— begin INPUT DATA —

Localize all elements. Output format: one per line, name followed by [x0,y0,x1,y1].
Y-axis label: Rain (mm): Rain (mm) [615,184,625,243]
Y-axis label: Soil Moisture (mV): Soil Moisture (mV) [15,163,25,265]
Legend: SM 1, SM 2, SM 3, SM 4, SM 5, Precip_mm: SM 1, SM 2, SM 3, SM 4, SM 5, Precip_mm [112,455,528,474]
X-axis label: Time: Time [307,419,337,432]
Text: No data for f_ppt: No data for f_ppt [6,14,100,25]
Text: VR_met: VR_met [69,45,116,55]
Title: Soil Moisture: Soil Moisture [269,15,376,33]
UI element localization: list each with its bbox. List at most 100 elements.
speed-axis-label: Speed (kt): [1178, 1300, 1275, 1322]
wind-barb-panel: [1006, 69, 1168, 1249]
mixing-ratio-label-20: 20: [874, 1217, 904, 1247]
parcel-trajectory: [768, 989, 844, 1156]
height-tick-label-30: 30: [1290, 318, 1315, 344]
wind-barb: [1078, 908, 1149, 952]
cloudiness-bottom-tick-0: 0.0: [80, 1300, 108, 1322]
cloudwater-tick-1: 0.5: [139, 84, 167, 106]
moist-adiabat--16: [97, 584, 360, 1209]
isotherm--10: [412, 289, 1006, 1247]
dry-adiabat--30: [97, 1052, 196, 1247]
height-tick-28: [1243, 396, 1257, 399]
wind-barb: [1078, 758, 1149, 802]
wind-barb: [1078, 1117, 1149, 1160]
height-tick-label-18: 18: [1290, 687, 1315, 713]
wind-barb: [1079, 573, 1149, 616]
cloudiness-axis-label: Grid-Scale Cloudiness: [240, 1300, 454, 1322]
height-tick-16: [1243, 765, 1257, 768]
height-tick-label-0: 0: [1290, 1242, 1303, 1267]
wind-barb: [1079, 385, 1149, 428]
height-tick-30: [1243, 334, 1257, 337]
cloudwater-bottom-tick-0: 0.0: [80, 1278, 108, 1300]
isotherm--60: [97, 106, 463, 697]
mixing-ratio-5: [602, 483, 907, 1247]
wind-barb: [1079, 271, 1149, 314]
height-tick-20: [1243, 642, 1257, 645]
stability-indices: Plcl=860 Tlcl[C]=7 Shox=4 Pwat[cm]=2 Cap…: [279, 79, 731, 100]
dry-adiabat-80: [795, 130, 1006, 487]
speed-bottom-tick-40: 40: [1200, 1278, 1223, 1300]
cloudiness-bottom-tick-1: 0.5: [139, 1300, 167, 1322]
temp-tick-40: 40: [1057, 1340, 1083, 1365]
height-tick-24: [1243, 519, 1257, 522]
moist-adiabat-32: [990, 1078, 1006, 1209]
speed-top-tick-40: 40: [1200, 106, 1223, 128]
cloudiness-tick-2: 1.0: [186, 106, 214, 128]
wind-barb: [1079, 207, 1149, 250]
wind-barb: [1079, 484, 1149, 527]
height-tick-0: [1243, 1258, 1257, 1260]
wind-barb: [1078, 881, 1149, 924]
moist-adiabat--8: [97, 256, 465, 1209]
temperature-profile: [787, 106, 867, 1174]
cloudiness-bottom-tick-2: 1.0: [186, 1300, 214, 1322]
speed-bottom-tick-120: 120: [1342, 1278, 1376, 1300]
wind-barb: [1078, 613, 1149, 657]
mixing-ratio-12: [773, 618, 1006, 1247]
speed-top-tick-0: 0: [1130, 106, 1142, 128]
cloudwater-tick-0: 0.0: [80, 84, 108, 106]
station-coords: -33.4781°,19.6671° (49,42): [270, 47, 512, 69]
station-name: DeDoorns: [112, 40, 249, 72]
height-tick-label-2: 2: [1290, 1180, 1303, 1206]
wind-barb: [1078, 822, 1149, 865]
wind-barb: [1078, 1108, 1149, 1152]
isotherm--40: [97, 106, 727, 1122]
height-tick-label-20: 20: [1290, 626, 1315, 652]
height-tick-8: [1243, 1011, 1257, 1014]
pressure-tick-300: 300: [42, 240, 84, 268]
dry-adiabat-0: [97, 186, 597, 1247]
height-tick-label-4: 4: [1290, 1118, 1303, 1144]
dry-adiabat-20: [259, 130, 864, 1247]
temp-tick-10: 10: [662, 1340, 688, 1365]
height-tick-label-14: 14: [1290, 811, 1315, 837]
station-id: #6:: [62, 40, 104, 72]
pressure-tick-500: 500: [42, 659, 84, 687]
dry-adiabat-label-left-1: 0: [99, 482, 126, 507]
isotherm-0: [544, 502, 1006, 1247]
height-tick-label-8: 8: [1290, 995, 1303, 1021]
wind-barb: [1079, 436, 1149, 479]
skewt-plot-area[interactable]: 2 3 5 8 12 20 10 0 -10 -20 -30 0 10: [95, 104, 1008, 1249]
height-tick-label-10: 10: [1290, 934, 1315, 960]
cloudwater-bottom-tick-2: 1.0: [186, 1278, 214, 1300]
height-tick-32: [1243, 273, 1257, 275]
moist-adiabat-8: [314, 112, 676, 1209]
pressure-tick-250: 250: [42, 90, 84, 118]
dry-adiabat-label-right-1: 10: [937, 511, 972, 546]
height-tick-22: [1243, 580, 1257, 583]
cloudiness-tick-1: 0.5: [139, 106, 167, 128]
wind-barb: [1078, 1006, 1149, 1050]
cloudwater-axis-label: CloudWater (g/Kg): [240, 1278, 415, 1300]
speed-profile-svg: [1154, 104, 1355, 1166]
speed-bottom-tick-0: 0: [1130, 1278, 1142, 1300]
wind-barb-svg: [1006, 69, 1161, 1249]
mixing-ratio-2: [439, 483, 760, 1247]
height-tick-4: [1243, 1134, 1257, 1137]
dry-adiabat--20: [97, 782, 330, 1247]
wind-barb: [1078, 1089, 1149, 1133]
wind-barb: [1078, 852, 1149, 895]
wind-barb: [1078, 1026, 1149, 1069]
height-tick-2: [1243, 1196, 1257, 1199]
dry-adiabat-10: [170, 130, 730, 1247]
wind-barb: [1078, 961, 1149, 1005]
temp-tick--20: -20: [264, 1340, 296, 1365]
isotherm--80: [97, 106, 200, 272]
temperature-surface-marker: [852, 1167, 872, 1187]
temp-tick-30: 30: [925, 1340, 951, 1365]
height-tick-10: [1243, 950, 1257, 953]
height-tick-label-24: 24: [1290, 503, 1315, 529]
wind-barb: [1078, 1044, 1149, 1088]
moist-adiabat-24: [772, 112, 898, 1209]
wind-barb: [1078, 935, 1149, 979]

— end INPUT DATA —

Rewrite the records above, changing every "isotherm" to "temperature-line" and keeping everything else the same.

Localize all elements. Output format: one per line, name followed by [x0,y0,x1,y1].
Y-axis label: Rain (mm): Rain (mm) [615,184,625,243]
Y-axis label: Soil Moisture (mV): Soil Moisture (mV) [15,163,25,265]
Legend: SM 1, SM 2, SM 3, SM 4, SM 5, Precip_mm: SM 1, SM 2, SM 3, SM 4, SM 5, Precip_mm [112,455,528,474]
X-axis label: Time: Time [307,419,337,432]
Text: No data for f_ppt: No data for f_ppt [6,14,100,25]
Text: VR_met: VR_met [69,45,116,55]
Title: Soil Moisture: Soil Moisture [269,15,376,33]
UI element localization: list each with its bbox. List at most 100 elements.
speed-axis-label: Speed (kt): [1178, 1300, 1275, 1322]
wind-barb-panel: [1006, 69, 1168, 1249]
mixing-ratio-label-20: 20: [874, 1217, 904, 1247]
parcel-trajectory: [768, 989, 844, 1156]
height-tick-label-30: 30: [1290, 318, 1315, 344]
wind-barb: [1078, 908, 1149, 952]
cloudiness-bottom-tick-0: 0.0: [80, 1300, 108, 1322]
cloudwater-tick-1: 0.5: [139, 84, 167, 106]
moist-adiabat--16: [97, 584, 360, 1209]
temperature-line--10: [412, 289, 1006, 1247]
dry-adiabat--30: [97, 1052, 196, 1247]
height-tick-28: [1243, 396, 1257, 399]
wind-barb: [1078, 758, 1149, 802]
wind-barb: [1078, 1117, 1149, 1160]
height-tick-label-18: 18: [1290, 687, 1315, 713]
wind-barb: [1079, 573, 1149, 616]
cloudiness-axis-label: Grid-Scale Cloudiness: [240, 1300, 454, 1322]
height-tick-16: [1243, 765, 1257, 768]
height-tick-label-0: 0: [1290, 1242, 1303, 1267]
wind-barb: [1079, 385, 1149, 428]
height-tick-30: [1243, 334, 1257, 337]
cloudwater-bottom-tick-0: 0.0: [80, 1278, 108, 1300]
temperature-line--60: [97, 106, 463, 697]
mixing-ratio-5: [602, 483, 907, 1247]
wind-barb: [1079, 271, 1149, 314]
height-tick-20: [1243, 642, 1257, 645]
stability-indices: Plcl=860 Tlcl[C]=7 Shox=4 Pwat[cm]=2 Cap…: [279, 79, 731, 100]
dry-adiabat-80: [795, 130, 1006, 487]
speed-bottom-tick-40: 40: [1200, 1278, 1223, 1300]
cloudiness-bottom-tick-1: 0.5: [139, 1300, 167, 1322]
temp-tick-40: 40: [1057, 1340, 1083, 1365]
height-tick-24: [1243, 519, 1257, 522]
moist-adiabat-32: [990, 1078, 1006, 1209]
speed-top-tick-40: 40: [1200, 106, 1223, 128]
cloudiness-tick-2: 1.0: [186, 106, 214, 128]
wind-barb: [1079, 207, 1149, 250]
wind-barb: [1079, 484, 1149, 527]
height-tick-0: [1243, 1258, 1257, 1260]
wind-barb: [1078, 881, 1149, 924]
moist-adiabat--8: [97, 256, 465, 1209]
temperature-profile: [787, 106, 867, 1174]
cloudiness-bottom-tick-2: 1.0: [186, 1300, 214, 1322]
speed-bottom-tick-120: 120: [1342, 1278, 1376, 1300]
wind-barb: [1078, 613, 1149, 657]
mixing-ratio-12: [773, 618, 1006, 1247]
speed-top-tick-0: 0: [1130, 106, 1142, 128]
cloudwater-tick-0: 0.0: [80, 84, 108, 106]
station-coords: -33.4781°,19.6671° (49,42): [270, 47, 512, 69]
station-name: DeDoorns: [112, 40, 249, 72]
height-tick-label-2: 2: [1290, 1180, 1303, 1206]
wind-barb: [1078, 822, 1149, 865]
wind-barb: [1078, 1108, 1149, 1152]
temperature-line--40: [97, 106, 727, 1122]
height-tick-label-20: 20: [1290, 626, 1315, 652]
height-tick-8: [1243, 1011, 1257, 1014]
pressure-tick-300: 300: [42, 240, 84, 268]
dry-adiabat-0: [97, 186, 597, 1247]
height-tick-label-4: 4: [1290, 1118, 1303, 1144]
dry-adiabat-20: [259, 130, 864, 1247]
temp-tick-10: 10: [662, 1340, 688, 1365]
height-tick-label-14: 14: [1290, 811, 1315, 837]
station-id: #6:: [62, 40, 104, 72]
pressure-tick-500: 500: [42, 659, 84, 687]
dry-adiabat-label-left-1: 0: [99, 482, 126, 507]
temperature-line-0: [544, 502, 1006, 1247]
height-tick-label-8: 8: [1290, 995, 1303, 1021]
wind-barb: [1079, 436, 1149, 479]
skewt-plot-area[interactable]: 2 3 5 8 12 20 10 0 -10 -20 -30 0 10: [95, 104, 1008, 1249]
height-tick-label-10: 10: [1290, 934, 1315, 960]
cloudwater-bottom-tick-2: 1.0: [186, 1278, 214, 1300]
height-tick-32: [1243, 273, 1257, 275]
moist-adiabat-8: [314, 112, 676, 1209]
pressure-tick-250: 250: [42, 90, 84, 118]
dry-adiabat-label-right-1: 10: [937, 511, 972, 546]
height-tick-22: [1243, 580, 1257, 583]
cloudiness-tick-1: 0.5: [139, 106, 167, 128]
wind-barb: [1078, 1006, 1149, 1050]
cloudwater-axis-label: CloudWater (g/Kg): [240, 1278, 415, 1300]
speed-profile-svg: [1154, 104, 1355, 1166]
speed-bottom-tick-0: 0: [1130, 1278, 1142, 1300]
wind-barb-svg: [1006, 69, 1161, 1249]
mixing-ratio-2: [439, 483, 760, 1247]
height-tick-4: [1243, 1134, 1257, 1137]
dry-adiabat--20: [97, 782, 330, 1247]
wind-barb: [1078, 1089, 1149, 1133]
wind-barb: [1078, 852, 1149, 895]
wind-barb: [1078, 1026, 1149, 1069]
height-tick-2: [1243, 1196, 1257, 1199]
dry-adiabat-10: [170, 130, 730, 1247]
wind-barb: [1078, 961, 1149, 1005]
temp-tick--20: -20: [264, 1340, 296, 1365]
temperature-line--80: [97, 106, 200, 272]
temperature-surface-marker: [852, 1167, 872, 1187]
temp-tick-30: 30: [925, 1340, 951, 1365]
height-tick-10: [1243, 950, 1257, 953]
height-tick-label-24: 24: [1290, 503, 1315, 529]
wind-barb: [1078, 1044, 1149, 1088]
moist-adiabat-24: [772, 112, 898, 1209]
wind-barb: [1078, 935, 1149, 979]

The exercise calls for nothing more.